---------- Extracted material ----------
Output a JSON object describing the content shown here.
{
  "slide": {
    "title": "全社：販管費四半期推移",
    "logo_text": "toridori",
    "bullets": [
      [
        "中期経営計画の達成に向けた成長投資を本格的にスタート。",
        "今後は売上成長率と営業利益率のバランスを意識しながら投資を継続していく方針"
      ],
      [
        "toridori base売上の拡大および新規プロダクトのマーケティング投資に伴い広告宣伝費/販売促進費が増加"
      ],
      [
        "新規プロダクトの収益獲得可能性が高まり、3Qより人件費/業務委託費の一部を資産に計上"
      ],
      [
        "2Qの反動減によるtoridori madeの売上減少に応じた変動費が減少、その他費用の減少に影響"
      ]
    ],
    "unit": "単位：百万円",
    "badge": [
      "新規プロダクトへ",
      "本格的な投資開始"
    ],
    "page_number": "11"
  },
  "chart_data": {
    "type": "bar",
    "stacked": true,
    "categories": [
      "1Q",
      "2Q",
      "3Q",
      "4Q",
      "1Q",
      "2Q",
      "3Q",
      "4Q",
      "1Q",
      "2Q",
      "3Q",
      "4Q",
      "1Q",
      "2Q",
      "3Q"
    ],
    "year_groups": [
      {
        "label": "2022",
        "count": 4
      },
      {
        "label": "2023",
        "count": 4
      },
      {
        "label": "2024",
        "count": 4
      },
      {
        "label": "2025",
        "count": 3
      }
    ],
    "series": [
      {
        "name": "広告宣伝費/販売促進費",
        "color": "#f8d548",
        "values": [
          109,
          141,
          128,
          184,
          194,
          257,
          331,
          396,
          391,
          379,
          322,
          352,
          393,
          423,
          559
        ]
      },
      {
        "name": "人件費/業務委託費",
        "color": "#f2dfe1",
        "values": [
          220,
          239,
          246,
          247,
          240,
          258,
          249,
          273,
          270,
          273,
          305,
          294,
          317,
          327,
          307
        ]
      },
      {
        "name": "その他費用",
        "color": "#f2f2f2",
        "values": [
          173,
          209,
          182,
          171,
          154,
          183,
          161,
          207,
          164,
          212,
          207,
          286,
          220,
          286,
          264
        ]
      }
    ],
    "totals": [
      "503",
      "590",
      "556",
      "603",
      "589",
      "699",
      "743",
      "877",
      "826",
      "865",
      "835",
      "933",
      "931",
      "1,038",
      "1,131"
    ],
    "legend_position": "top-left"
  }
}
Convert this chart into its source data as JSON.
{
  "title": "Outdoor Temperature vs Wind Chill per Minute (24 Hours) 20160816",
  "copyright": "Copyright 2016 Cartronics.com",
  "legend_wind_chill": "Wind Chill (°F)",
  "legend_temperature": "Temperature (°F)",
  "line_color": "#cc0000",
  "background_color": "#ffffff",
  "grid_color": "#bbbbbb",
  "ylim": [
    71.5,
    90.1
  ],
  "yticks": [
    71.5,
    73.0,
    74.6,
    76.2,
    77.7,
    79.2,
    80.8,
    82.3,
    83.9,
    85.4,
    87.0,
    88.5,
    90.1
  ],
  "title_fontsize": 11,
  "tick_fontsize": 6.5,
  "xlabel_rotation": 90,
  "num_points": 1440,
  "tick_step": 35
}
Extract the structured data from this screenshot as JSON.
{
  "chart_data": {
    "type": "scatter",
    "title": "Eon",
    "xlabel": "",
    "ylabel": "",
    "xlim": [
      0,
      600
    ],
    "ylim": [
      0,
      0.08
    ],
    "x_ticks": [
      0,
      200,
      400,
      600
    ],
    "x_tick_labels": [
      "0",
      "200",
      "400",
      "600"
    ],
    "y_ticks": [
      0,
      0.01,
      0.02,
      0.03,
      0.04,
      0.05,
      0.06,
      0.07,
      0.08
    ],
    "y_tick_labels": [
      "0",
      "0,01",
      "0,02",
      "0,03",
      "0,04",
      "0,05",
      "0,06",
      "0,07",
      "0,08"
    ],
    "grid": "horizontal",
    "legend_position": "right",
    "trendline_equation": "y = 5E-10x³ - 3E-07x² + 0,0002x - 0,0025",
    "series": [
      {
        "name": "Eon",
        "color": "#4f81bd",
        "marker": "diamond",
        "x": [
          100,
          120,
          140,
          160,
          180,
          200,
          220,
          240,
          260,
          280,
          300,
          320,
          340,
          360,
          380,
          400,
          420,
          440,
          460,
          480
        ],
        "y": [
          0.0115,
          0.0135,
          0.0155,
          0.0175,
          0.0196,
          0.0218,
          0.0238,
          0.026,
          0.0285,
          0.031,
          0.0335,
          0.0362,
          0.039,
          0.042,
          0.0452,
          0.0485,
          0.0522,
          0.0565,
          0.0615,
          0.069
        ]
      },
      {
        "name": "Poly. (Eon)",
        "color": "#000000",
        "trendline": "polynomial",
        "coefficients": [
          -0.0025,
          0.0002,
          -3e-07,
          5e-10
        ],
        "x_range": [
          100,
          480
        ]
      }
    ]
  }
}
----------
Report only the number of lines in the data above that contain "Chill".

2